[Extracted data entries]
○ ○ ○ ○ ○

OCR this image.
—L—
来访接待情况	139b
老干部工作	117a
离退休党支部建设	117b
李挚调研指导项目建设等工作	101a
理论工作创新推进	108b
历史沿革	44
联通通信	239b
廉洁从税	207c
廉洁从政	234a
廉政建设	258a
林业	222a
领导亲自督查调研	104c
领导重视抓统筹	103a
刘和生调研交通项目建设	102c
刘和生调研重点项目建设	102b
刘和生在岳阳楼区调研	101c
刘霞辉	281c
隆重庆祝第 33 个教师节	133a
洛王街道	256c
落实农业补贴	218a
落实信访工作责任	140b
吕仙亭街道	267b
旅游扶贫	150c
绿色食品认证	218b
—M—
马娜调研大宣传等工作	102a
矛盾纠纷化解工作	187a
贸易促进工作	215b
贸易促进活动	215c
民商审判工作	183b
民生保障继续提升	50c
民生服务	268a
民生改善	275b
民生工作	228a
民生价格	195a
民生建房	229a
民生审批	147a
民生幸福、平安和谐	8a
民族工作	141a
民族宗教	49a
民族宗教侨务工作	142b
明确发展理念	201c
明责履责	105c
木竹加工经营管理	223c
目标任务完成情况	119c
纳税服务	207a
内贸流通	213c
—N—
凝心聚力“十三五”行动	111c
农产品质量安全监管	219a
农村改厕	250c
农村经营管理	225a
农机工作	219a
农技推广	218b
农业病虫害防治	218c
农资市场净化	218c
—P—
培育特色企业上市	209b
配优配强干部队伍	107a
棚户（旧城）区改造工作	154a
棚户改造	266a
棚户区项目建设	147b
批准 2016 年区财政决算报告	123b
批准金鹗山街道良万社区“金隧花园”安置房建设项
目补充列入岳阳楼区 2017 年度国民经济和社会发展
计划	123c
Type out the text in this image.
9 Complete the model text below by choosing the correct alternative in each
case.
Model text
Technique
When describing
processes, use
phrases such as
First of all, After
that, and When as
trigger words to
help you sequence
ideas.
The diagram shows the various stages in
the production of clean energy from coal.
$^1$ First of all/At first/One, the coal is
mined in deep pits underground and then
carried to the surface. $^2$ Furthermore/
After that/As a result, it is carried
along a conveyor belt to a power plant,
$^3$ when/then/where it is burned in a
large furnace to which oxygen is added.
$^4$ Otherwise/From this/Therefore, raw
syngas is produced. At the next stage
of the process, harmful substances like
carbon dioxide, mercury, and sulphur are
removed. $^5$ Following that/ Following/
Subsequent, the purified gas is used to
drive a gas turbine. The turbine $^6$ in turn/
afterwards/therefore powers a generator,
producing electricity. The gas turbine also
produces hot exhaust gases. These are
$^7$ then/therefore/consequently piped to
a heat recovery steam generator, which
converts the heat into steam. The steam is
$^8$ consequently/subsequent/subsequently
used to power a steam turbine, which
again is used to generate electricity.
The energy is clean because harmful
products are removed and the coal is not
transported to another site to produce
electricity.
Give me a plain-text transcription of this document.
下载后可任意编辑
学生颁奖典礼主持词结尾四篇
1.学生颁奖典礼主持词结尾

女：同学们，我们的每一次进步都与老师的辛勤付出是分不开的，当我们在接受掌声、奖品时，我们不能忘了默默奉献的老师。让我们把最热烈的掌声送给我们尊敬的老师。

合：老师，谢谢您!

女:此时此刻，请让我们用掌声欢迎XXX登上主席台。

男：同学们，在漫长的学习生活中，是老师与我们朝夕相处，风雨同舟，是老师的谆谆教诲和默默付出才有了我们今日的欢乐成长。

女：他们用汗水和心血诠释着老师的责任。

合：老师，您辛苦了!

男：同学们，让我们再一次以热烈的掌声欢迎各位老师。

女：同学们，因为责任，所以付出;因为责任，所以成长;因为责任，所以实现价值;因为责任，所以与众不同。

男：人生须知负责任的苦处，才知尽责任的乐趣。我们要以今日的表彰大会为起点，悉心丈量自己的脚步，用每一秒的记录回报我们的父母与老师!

○ ○ ○ ○ ○

* [The request]: Determine how many lines of the listing hold the word "turbine" and reply with that figure alone.

* [Exercise answer]: 3